* GIVEN TASK
Without the pictures, set down the records below word for word.

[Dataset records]

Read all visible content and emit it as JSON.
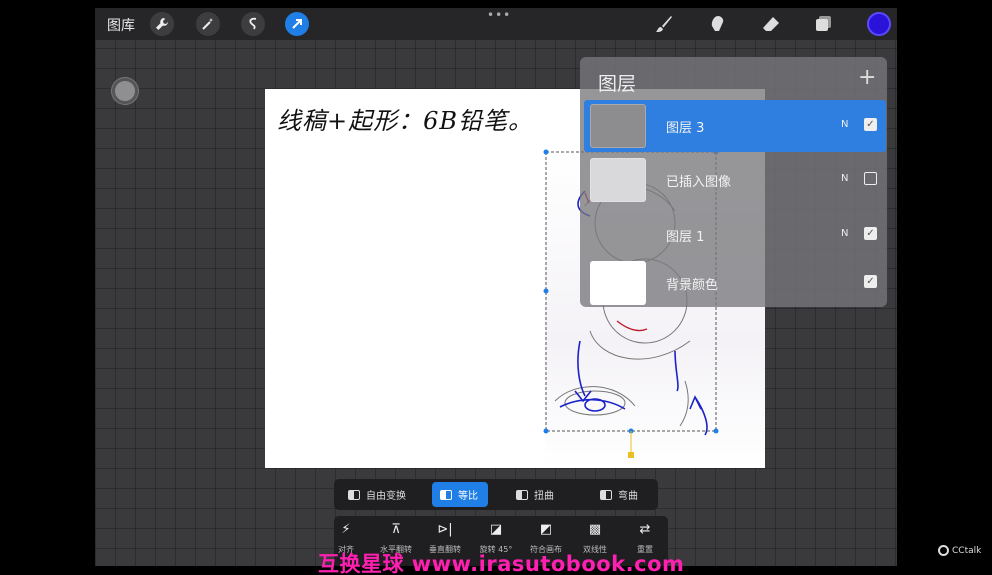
{
  "topbar": {
    "gallery_label": "图库",
    "tools_left": [
      {
        "icon": "wrench-icon",
        "glyph": "🔧"
      },
      {
        "icon": "magic-wand-icon",
        "glyph": "✦"
      },
      {
        "icon": "selection-icon",
        "glyph": "S"
      },
      {
        "icon": "transform-arrow-icon",
        "glyph": "➚",
        "active": true
      }
    ],
    "more_dots": "•••",
    "tools_right": [
      "brush-icon",
      "smudge-icon",
      "eraser-icon",
      "layers-icon"
    ],
    "current_color": "#2a12d8"
  },
  "canvas": {
    "handwriting_text": "线稿+起形：6B铅笔。"
  },
  "layers": {
    "title": "图层",
    "add": "+",
    "items": [
      {
        "name": "图层 3",
        "mode": "N",
        "visible": true,
        "selected": true
      },
      {
        "name": "已插入图像",
        "mode": "N",
        "visible": false,
        "selected": false
      },
      {
        "name": "图层 1",
        "mode": "N",
        "visible": true,
        "selected": false
      },
      {
        "name": "背景颜色",
        "mode": "",
        "visible": true,
        "selected": false
      }
    ]
  },
  "transform_modes": [
    {
      "label": "自由变换",
      "active": false
    },
    {
      "label": "等比",
      "active": true
    },
    {
      "label": "扭曲",
      "active": false
    },
    {
      "label": "弯曲",
      "active": false
    }
  ],
  "actions": [
    {
      "label": "对齐",
      "glyph": "⚡"
    },
    {
      "label": "水平翻转",
      "glyph": "⊼"
    },
    {
      "label": "垂直翻转",
      "glyph": "⊳|"
    },
    {
      "label": "旋转 45°",
      "glyph": "◪"
    },
    {
      "label": "符合画布",
      "glyph": "◩"
    },
    {
      "label": "双线性",
      "glyph": "▩"
    },
    {
      "label": "重置",
      "glyph": "⇄"
    }
  ],
  "watermark": "互换星球 www.irasutobook.com",
  "cctalk_label": "CCtalk",
  "colors": {
    "accent": "#1f7fe6",
    "watermark": "#ff1fb0",
    "sketch_blue": "#1a22c8"
  }
}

* EXPECTED OUTPUT
Read all visible content and emit it as JSON.
{
  "topbar": {
    "gallery_label": "图库",
    "tools_left": [
      {
        "icon": "wrench-icon",
        "glyph": "🔧"
      },
      {
        "icon": "magic-wand-icon",
        "glyph": "✦"
      },
      {
        "icon": "selection-icon",
        "glyph": "S"
      },
      {
        "icon": "transform-arrow-icon",
        "glyph": "➚",
        "active": true
      }
    ],
    "more_dots": "•••",
    "tools_right": [
      "brush-icon",
      "smudge-icon",
      "eraser-icon",
      "layers-icon"
    ],
    "current_color": "#2a12d8"
  },
  "canvas": {
    "handwriting_text": "线稿+起形：6B铅笔。"
  },
  "layers": {
    "title": "图层",
    "add": "+",
    "items": [
      {
        "name": "图层 3",
        "mode": "N",
        "visible": true,
        "selected": true
      },
      {
        "name": "已插入图像",
        "mode": "N",
        "visible": false,
        "selected": false
      },
      {
        "name": "图层 1",
        "mode": "N",
        "visible": true,
        "selected": false
      },
      {
        "name": "背景颜色",
        "mode": "",
        "visible": true,
        "selected": false
      }
    ]
  },
  "transform_modes": [
    {
      "label": "自由变换",
      "active": false
    },
    {
      "label": "等比",
      "active": true
    },
    {
      "label": "扭曲",
      "active": false
    },
    {
      "label": "弯曲",
      "active": false
    }
  ],
  "actions": [
    {
      "label": "对齐",
      "glyph": "⚡"
    },
    {
      "label": "水平翻转",
      "glyph": "⊼"
    },
    {
      "label": "垂直翻转",
      "glyph": "⊳|"
    },
    {
      "label": "旋转 45°",
      "glyph": "◪"
    },
    {
      "label": "符合画布",
      "glyph": "◩"
    },
    {
      "label": "双线性",
      "glyph": "▩"
    },
    {
      "label": "重置",
      "glyph": "⇄"
    }
  ],
  "watermark": "互换星球 www.irasutobook.com",
  "cctalk_label": "CCtalk",
  "colors": {
    "accent": "#1f7fe6",
    "watermark": "#ff1fb0",
    "sketch_blue": "#1a22c8"
  }
}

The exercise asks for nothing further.